→ **Exercise directions**:
Copy out each line of the material below that holds the string "default".
----------
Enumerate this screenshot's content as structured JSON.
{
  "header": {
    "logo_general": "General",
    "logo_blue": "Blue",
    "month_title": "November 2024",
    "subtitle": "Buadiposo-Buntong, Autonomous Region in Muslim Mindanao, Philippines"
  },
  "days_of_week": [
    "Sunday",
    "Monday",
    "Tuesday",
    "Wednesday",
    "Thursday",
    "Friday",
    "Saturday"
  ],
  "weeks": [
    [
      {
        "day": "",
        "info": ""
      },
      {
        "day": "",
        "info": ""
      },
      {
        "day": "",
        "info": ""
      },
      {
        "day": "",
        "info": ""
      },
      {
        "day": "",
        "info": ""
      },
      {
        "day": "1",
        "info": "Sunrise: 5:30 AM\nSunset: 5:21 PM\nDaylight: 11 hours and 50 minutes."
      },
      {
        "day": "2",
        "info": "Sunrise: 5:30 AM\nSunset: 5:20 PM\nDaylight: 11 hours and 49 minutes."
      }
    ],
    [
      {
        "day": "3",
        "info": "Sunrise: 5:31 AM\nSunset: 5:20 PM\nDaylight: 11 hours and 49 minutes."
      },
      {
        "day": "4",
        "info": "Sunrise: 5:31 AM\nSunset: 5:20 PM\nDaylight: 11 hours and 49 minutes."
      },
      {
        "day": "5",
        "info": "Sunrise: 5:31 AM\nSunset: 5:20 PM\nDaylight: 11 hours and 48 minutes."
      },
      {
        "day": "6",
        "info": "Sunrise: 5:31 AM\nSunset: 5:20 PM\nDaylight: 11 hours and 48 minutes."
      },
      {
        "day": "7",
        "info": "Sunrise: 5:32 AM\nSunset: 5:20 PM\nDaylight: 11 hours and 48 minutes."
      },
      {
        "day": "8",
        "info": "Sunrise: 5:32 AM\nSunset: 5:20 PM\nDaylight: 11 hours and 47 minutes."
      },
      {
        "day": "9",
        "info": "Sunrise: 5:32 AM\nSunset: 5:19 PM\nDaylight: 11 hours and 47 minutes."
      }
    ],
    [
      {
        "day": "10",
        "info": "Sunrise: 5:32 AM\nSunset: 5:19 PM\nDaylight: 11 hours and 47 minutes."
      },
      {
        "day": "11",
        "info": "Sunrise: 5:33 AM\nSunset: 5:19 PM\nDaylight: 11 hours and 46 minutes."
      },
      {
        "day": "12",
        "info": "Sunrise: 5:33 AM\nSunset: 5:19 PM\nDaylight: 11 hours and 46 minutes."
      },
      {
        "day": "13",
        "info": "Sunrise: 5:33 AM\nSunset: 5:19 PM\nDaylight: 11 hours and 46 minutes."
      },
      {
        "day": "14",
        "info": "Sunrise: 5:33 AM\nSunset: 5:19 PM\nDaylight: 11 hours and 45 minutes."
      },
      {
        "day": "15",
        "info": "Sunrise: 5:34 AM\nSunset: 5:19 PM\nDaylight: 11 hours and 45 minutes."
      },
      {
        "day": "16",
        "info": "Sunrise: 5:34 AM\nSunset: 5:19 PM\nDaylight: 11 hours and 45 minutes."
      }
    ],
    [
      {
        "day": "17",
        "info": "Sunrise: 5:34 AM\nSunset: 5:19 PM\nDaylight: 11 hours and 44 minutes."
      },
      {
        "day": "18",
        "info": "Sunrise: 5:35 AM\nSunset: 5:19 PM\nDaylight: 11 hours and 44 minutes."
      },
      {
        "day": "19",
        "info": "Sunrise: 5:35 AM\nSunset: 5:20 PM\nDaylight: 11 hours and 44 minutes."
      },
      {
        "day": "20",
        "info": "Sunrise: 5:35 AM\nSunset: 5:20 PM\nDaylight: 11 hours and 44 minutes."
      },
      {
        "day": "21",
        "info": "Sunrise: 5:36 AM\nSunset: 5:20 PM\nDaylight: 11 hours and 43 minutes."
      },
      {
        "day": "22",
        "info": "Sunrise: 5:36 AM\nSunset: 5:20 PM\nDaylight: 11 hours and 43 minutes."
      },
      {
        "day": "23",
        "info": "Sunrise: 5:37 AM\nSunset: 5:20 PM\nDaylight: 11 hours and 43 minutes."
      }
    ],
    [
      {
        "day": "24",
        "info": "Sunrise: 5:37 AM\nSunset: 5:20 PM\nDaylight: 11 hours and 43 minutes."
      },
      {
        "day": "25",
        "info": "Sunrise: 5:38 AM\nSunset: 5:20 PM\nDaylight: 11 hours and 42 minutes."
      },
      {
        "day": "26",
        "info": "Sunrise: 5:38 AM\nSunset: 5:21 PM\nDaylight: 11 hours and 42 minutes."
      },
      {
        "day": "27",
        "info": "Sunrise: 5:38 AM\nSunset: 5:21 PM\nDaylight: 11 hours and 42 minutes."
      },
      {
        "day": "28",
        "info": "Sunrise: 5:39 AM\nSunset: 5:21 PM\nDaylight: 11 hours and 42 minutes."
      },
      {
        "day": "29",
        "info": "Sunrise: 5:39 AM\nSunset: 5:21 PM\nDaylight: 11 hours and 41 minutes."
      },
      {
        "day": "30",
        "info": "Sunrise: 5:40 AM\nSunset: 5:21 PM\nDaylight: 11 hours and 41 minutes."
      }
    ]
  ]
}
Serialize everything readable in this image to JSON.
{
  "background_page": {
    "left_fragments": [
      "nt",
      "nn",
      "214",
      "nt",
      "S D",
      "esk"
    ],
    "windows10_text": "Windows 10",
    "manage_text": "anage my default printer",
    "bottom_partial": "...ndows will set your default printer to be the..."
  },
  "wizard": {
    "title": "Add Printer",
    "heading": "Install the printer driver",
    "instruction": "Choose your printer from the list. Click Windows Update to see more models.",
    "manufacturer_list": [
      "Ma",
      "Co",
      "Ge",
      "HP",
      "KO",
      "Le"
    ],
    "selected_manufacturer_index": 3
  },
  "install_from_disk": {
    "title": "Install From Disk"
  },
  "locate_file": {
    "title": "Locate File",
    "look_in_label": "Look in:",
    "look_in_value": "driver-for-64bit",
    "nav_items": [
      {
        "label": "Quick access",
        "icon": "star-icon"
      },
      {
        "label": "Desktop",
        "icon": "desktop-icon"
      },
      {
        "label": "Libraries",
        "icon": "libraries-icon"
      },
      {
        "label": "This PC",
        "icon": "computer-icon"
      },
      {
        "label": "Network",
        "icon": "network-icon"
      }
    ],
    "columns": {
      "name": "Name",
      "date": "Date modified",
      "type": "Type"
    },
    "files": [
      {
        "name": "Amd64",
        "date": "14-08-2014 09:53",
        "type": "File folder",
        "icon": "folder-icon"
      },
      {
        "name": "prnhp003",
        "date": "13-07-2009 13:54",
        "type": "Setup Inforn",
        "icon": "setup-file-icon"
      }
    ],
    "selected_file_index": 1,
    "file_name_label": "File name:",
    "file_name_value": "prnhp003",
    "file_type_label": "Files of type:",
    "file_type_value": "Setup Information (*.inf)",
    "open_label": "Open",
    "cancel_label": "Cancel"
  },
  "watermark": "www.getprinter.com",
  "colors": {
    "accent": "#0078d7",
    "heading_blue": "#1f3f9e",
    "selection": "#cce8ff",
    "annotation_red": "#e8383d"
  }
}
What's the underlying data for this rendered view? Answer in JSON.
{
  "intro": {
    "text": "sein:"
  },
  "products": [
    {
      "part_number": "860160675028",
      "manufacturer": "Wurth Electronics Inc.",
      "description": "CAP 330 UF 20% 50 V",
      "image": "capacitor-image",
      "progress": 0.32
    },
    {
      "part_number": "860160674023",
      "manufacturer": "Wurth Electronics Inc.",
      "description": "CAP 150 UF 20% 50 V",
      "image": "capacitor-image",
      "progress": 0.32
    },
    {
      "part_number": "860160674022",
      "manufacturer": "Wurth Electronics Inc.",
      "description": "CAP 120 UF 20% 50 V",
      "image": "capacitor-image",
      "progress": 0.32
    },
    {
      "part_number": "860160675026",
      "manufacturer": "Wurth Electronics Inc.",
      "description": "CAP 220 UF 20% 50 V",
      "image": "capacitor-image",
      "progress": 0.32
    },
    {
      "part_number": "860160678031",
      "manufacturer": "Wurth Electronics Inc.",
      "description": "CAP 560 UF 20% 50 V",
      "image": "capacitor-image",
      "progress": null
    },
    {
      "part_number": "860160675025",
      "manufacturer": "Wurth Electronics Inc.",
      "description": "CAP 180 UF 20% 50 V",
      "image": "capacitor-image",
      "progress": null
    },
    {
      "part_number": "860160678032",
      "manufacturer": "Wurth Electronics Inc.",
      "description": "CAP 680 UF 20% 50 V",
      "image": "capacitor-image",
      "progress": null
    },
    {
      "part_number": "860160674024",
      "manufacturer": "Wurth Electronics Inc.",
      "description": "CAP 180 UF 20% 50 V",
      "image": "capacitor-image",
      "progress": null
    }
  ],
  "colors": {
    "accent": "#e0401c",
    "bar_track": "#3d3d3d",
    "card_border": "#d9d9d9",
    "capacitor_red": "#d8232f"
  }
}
----------
→ **Result**:
    "manage_text": "anage my default printer",
    "bottom_partial": "...ndows will set your default printer to be the..."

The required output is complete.